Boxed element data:

--- begin ---

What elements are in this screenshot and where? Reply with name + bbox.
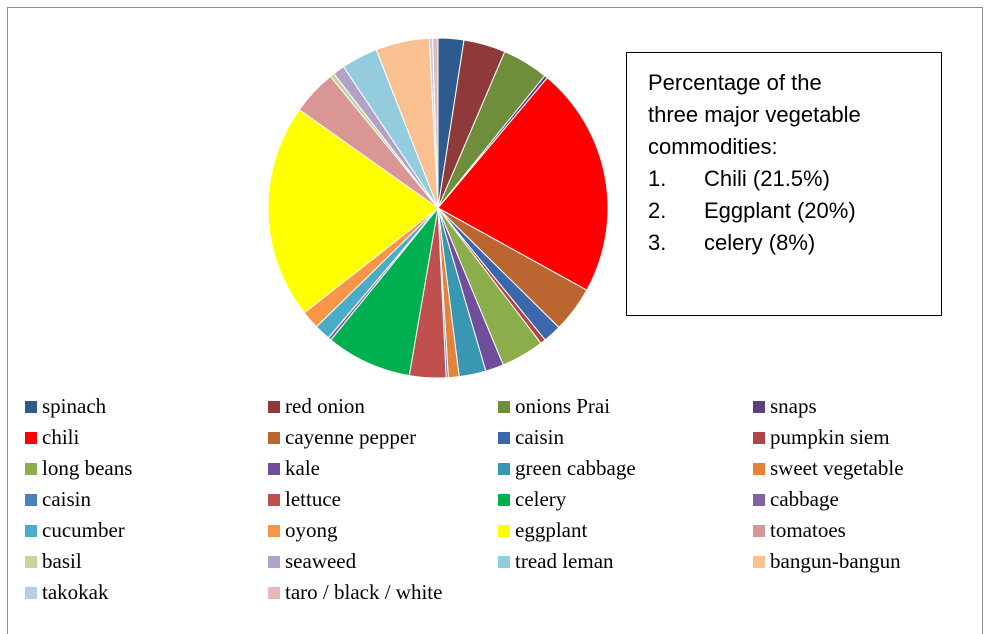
legend-label: cabbage bbox=[770, 487, 839, 511]
legend-label: long beans bbox=[42, 456, 133, 480]
annotation-item: 3. celery (8%) bbox=[648, 227, 941, 259]
legend-swatch bbox=[498, 431, 510, 444]
legend-swatch bbox=[753, 431, 765, 444]
legend-item: long beans bbox=[25, 453, 268, 484]
legend-item: seaweed bbox=[268, 546, 498, 577]
legend-item: caisin bbox=[25, 484, 268, 515]
legend-label: lettuce bbox=[285, 487, 341, 511]
legend-swatch bbox=[498, 524, 510, 537]
legend-item: cucumber bbox=[25, 515, 268, 546]
pie-slice-celery bbox=[330, 206, 439, 377]
legend-swatch bbox=[25, 493, 37, 506]
legend-label: red onion bbox=[285, 394, 365, 418]
legend-swatch bbox=[25, 586, 37, 599]
legend-swatch bbox=[268, 555, 280, 568]
annotation-item-text: Eggplant (20%) bbox=[704, 198, 856, 223]
annotation-item-number: 3. bbox=[648, 230, 667, 255]
legend-item: bangun-bangun bbox=[753, 546, 983, 577]
legend-item: cayenne pepper bbox=[268, 422, 498, 453]
annotation-line: three major vegetable bbox=[648, 102, 861, 127]
legend-label: cayenne pepper bbox=[285, 425, 417, 449]
legend-swatch bbox=[753, 493, 765, 506]
legend-label: eggplant bbox=[515, 518, 588, 542]
legend-label: sweet vegetable bbox=[770, 456, 904, 480]
legend-swatch bbox=[268, 586, 280, 599]
legend-swatch bbox=[753, 555, 765, 568]
legend-item: red onion bbox=[268, 391, 498, 422]
annotation-item-text: celery (8%) bbox=[704, 230, 816, 255]
legend-label: tread leman bbox=[515, 549, 614, 573]
legend-item: cabbage bbox=[753, 484, 983, 515]
legend-swatch bbox=[268, 431, 280, 444]
legend-item: tomatoes bbox=[753, 515, 983, 546]
legend-swatch bbox=[753, 462, 765, 475]
legend-item: lettuce bbox=[268, 484, 498, 515]
legend-swatch bbox=[268, 462, 280, 475]
legend-swatch bbox=[25, 400, 37, 413]
legend-label: caisin bbox=[42, 487, 91, 511]
annotation-item-number: 2. bbox=[648, 198, 667, 223]
legend-item: taro / black / white bbox=[268, 577, 498, 608]
legend-label: taro / black / white bbox=[285, 580, 443, 604]
annotation-item-number: 1. bbox=[648, 166, 667, 191]
pie-slice-chili bbox=[437, 77, 609, 291]
legend-label: chili bbox=[42, 425, 80, 449]
legend-label: pumpkin siem bbox=[770, 425, 890, 449]
legend-swatch bbox=[498, 493, 510, 506]
annotation-item: 1. Chili (21.5%) bbox=[648, 163, 941, 195]
legend-item: takokak bbox=[25, 577, 268, 608]
legend-label: takokak bbox=[42, 580, 109, 604]
legend-label: caisin bbox=[515, 425, 564, 449]
pie-slice-eggplant bbox=[267, 109, 439, 314]
pie-slice-taro-black-white bbox=[432, 37, 439, 209]
annotation-item: 2. Eggplant (20%) bbox=[648, 195, 941, 227]
legend-swatch bbox=[25, 431, 37, 444]
annotation-item-text: Chili (21.5%) bbox=[704, 166, 830, 191]
legend-swatch bbox=[268, 493, 280, 506]
legend-label: kale bbox=[285, 456, 320, 480]
legend-label: celery bbox=[515, 487, 567, 511]
legend-label: oyong bbox=[285, 518, 338, 542]
annotation-line: commodities: bbox=[648, 134, 778, 159]
legend-swatch bbox=[25, 524, 37, 537]
annotation-line: Percentage of the bbox=[648, 70, 822, 95]
legend-swatch bbox=[25, 555, 37, 568]
legend-swatch bbox=[498, 462, 510, 475]
legend-label: bangun-bangun bbox=[770, 549, 901, 573]
legend-item: chili bbox=[25, 422, 268, 453]
legend-label: onions Prai bbox=[515, 394, 611, 418]
legend-item: oyong bbox=[268, 515, 498, 546]
legend-swatch bbox=[268, 400, 280, 413]
legend-item: sweet vegetable bbox=[753, 453, 983, 484]
legend-item: snaps bbox=[753, 391, 983, 422]
legend-item: caisin bbox=[498, 422, 753, 453]
legend-swatch bbox=[498, 555, 510, 568]
legend-label: green cabbage bbox=[515, 456, 636, 480]
legend-label: seaweed bbox=[285, 549, 357, 573]
legend-swatch bbox=[268, 524, 280, 537]
legend-label: snaps bbox=[770, 394, 817, 418]
legend-item: tread leman bbox=[498, 546, 753, 577]
legend: spinach red onion onions Prai snaps chili cay… bbox=[25, 391, 975, 608]
legend-item: celery bbox=[498, 484, 753, 515]
legend-swatch bbox=[498, 400, 510, 413]
legend-label: spinach bbox=[42, 394, 107, 418]
legend-label: basil bbox=[42, 549, 82, 573]
legend-swatch bbox=[753, 524, 765, 537]
legend-item: eggplant bbox=[498, 515, 753, 546]
legend-label: tomatoes bbox=[770, 518, 846, 542]
legend-item: onions Prai bbox=[498, 391, 753, 422]
legend-item: kale bbox=[268, 453, 498, 484]
legend-swatch bbox=[753, 400, 765, 413]
chart-border bbox=[7, 7, 983, 634]
legend-item: basil bbox=[25, 546, 268, 577]
legend-swatch bbox=[25, 462, 37, 475]
legend-item: green cabbage bbox=[498, 453, 753, 484]
legend-item: spinach bbox=[25, 391, 268, 422]
legend-item: pumpkin siem bbox=[753, 422, 983, 453]
legend-label: cucumber bbox=[42, 518, 125, 542]
annotation-box: Percentage of the three major vegetable … bbox=[626, 52, 942, 316]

--- end ---

## Work to do
Please quote the data above word for word, leaving out the pictures.

## Answer below
What elements are in this screenshot and where? Reply with name + bbox.
legend-label: cabbage bbox=[770, 487, 839, 511]
legend-label: long beans bbox=[42, 456, 133, 480]
annotation-item: 3. celery (8%) bbox=[648, 227, 941, 259]
legend-swatch bbox=[498, 431, 510, 444]
legend-swatch bbox=[753, 431, 765, 444]
legend-item: long beans bbox=[25, 453, 268, 484]
legend-item: seaweed bbox=[268, 546, 498, 577]
legend-item: caisin bbox=[25, 484, 268, 515]
legend-label: lettuce bbox=[285, 487, 341, 511]
legend-swatch bbox=[498, 524, 510, 537]
legend-item: cucumber bbox=[25, 515, 268, 546]
pie-slice-celery bbox=[330, 206, 439, 377]
legend-swatch bbox=[25, 493, 37, 506]
legend-label: red onion bbox=[285, 394, 365, 418]
legend-swatch bbox=[25, 586, 37, 599]
legend-swatch bbox=[268, 555, 280, 568]
annotation-item-text: Eggplant (20%) bbox=[704, 198, 856, 223]
annotation-item-number: 3. bbox=[648, 230, 667, 255]
legend-item: bangun-bangun bbox=[753, 546, 983, 577]
legend-item: cayenne pepper bbox=[268, 422, 498, 453]
annotation-line: three major vegetable bbox=[648, 102, 861, 127]
legend-label: cayenne pepper bbox=[285, 425, 417, 449]
legend-swatch bbox=[753, 493, 765, 506]
legend-label: eggplant bbox=[515, 518, 588, 542]
legend-label: sweet vegetable bbox=[770, 456, 904, 480]
legend-swatch bbox=[268, 586, 280, 599]
legend-swatch bbox=[753, 555, 765, 568]
legend-item: red onion bbox=[268, 391, 498, 422]
annotation-item-text: celery (8%) bbox=[704, 230, 816, 255]
legend-label: tread leman bbox=[515, 549, 614, 573]
legend-item: cabbage bbox=[753, 484, 983, 515]
legend-swatch bbox=[268, 431, 280, 444]
legend-item: tomatoes bbox=[753, 515, 983, 546]
legend-swatch bbox=[753, 462, 765, 475]
legend-item: lettuce bbox=[268, 484, 498, 515]
legend-swatch bbox=[268, 462, 280, 475]
legend-swatch bbox=[25, 400, 37, 413]
legend-label: caisin bbox=[42, 487, 91, 511]
annotation-item-number: 2. bbox=[648, 198, 667, 223]
legend-item: taro / black / white bbox=[268, 577, 498, 608]
legend-label: taro / black / white bbox=[285, 580, 443, 604]
annotation-item-number: 1. bbox=[648, 166, 667, 191]
pie-slice-chili bbox=[437, 77, 609, 291]
legend-label: chili bbox=[42, 425, 80, 449]
legend-label: pumpkin siem bbox=[770, 425, 890, 449]
legend-swatch bbox=[498, 493, 510, 506]
annotation-item: 1. Chili (21.5%) bbox=[648, 163, 941, 195]
legend-item: takokak bbox=[25, 577, 268, 608]
legend-label: takokak bbox=[42, 580, 109, 604]
legend-label: caisin bbox=[515, 425, 564, 449]
pie-slice-eggplant bbox=[267, 109, 439, 314]
pie-slice-taro-black-white bbox=[432, 37, 439, 209]
annotation-item: 2. Eggplant (20%) bbox=[648, 195, 941, 227]
legend-swatch bbox=[25, 431, 37, 444]
annotation-item-text: Chili (21.5%) bbox=[704, 166, 830, 191]
legend-swatch bbox=[268, 493, 280, 506]
legend-label: kale bbox=[285, 456, 320, 480]
legend-label: celery bbox=[515, 487, 567, 511]
legend-label: oyong bbox=[285, 518, 338, 542]
annotation-line: commodities: bbox=[648, 134, 778, 159]
legend-swatch bbox=[25, 524, 37, 537]
annotation-line: Percentage of the bbox=[648, 70, 822, 95]
legend-swatch bbox=[25, 555, 37, 568]
legend-swatch bbox=[498, 462, 510, 475]
legend-label: bangun-bangun bbox=[770, 549, 901, 573]
legend-item: chili bbox=[25, 422, 268, 453]
legend-label: onions Prai bbox=[515, 394, 611, 418]
legend-item: oyong bbox=[268, 515, 498, 546]
legend-swatch bbox=[268, 400, 280, 413]
legend-item: sweet vegetable bbox=[753, 453, 983, 484]
legend-item: snaps bbox=[753, 391, 983, 422]
legend-item: caisin bbox=[498, 422, 753, 453]
legend-swatch bbox=[498, 555, 510, 568]
legend-label: green cabbage bbox=[515, 456, 636, 480]
legend-label: seaweed bbox=[285, 549, 357, 573]
legend-swatch bbox=[268, 524, 280, 537]
legend-label: snaps bbox=[770, 394, 817, 418]
legend-item: tread leman bbox=[498, 546, 753, 577]
legend: spinach red onion onions Prai snaps chili cay… bbox=[25, 391, 975, 608]
legend-item: celery bbox=[498, 484, 753, 515]
legend-swatch bbox=[498, 400, 510, 413]
legend-label: spinach bbox=[42, 394, 107, 418]
legend-label: basil bbox=[42, 549, 82, 573]
legend-swatch bbox=[753, 524, 765, 537]
legend-item: eggplant bbox=[498, 515, 753, 546]
legend-label: tomatoes bbox=[770, 518, 846, 542]
legend-item: onions Prai bbox=[498, 391, 753, 422]
legend-item: kale bbox=[268, 453, 498, 484]
legend-swatch bbox=[753, 400, 765, 413]
chart-border bbox=[7, 7, 983, 634]
legend-item: basil bbox=[25, 546, 268, 577]
legend-swatch bbox=[25, 462, 37, 475]
legend-item: green cabbage bbox=[498, 453, 753, 484]
legend-item: spinach bbox=[25, 391, 268, 422]
legend-item: pumpkin siem bbox=[753, 422, 983, 453]
legend-label: cucumber bbox=[42, 518, 125, 542]
annotation-box: Percentage of the three major vegetable … bbox=[626, 52, 942, 316]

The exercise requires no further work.